**Task to complete**
Exact repetition is required: output every record in full.

**Material supplied**

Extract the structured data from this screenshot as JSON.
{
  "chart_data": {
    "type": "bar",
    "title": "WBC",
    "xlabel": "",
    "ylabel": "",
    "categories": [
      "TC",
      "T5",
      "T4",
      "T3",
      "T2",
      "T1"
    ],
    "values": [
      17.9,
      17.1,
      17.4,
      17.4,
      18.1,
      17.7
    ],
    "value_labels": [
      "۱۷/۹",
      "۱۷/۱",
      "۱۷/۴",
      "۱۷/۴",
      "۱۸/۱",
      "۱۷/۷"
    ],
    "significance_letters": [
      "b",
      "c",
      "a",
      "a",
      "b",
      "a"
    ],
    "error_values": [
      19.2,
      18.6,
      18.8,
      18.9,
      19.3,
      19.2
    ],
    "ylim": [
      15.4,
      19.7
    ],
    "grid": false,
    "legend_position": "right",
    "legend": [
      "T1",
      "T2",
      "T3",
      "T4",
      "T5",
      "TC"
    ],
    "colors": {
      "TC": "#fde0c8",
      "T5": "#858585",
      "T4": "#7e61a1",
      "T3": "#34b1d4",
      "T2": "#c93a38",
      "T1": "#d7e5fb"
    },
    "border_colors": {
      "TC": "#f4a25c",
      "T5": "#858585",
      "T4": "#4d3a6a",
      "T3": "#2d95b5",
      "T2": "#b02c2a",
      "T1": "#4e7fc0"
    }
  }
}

**Final result**
Extract the structured data from this screenshot as JSON.
{
  "chart_data": {
    "type": "bar",
    "title": "WBC",
    "xlabel": "",
    "ylabel": "",
    "categories": [
      "TC",
      "T5",
      "T4",
      "T3",
      "T2",
      "T1"
    ],
    "values": [
      17.9,
      17.1,
      17.4,
      17.4,
      18.1,
      17.7
    ],
    "value_labels": [
      "۱۷/۹",
      "۱۷/۱",
      "۱۷/۴",
      "۱۷/۴",
      "۱۸/۱",
      "۱۷/۷"
    ],
    "significance_letters": [
      "b",
      "c",
      "a",
      "a",
      "b",
      "a"
    ],
    "error_values": [
      19.2,
      18.6,
      18.8,
      18.9,
      19.3,
      19.2
    ],
    "ylim": [
      15.4,
      19.7
    ],
    "grid": false,
    "legend_position": "right",
    "legend": [
      "T1",
      "T2",
      "T3",
      "T4",
      "T5",
      "TC"
    ],
    "colors": {
      "TC": "#fde0c8",
      "T5": "#858585",
      "T4": "#7e61a1",
      "T3": "#34b1d4",
      "T2": "#c93a38",
      "T1": "#d7e5fb"
    },
    "border_colors": {
      "TC": "#f4a25c",
      "T5": "#858585",
      "T4": "#4d3a6a",
      "T3": "#2d95b5",
      "T2": "#b02c2a",
      "T1": "#4e7fc0"
    }
  }
}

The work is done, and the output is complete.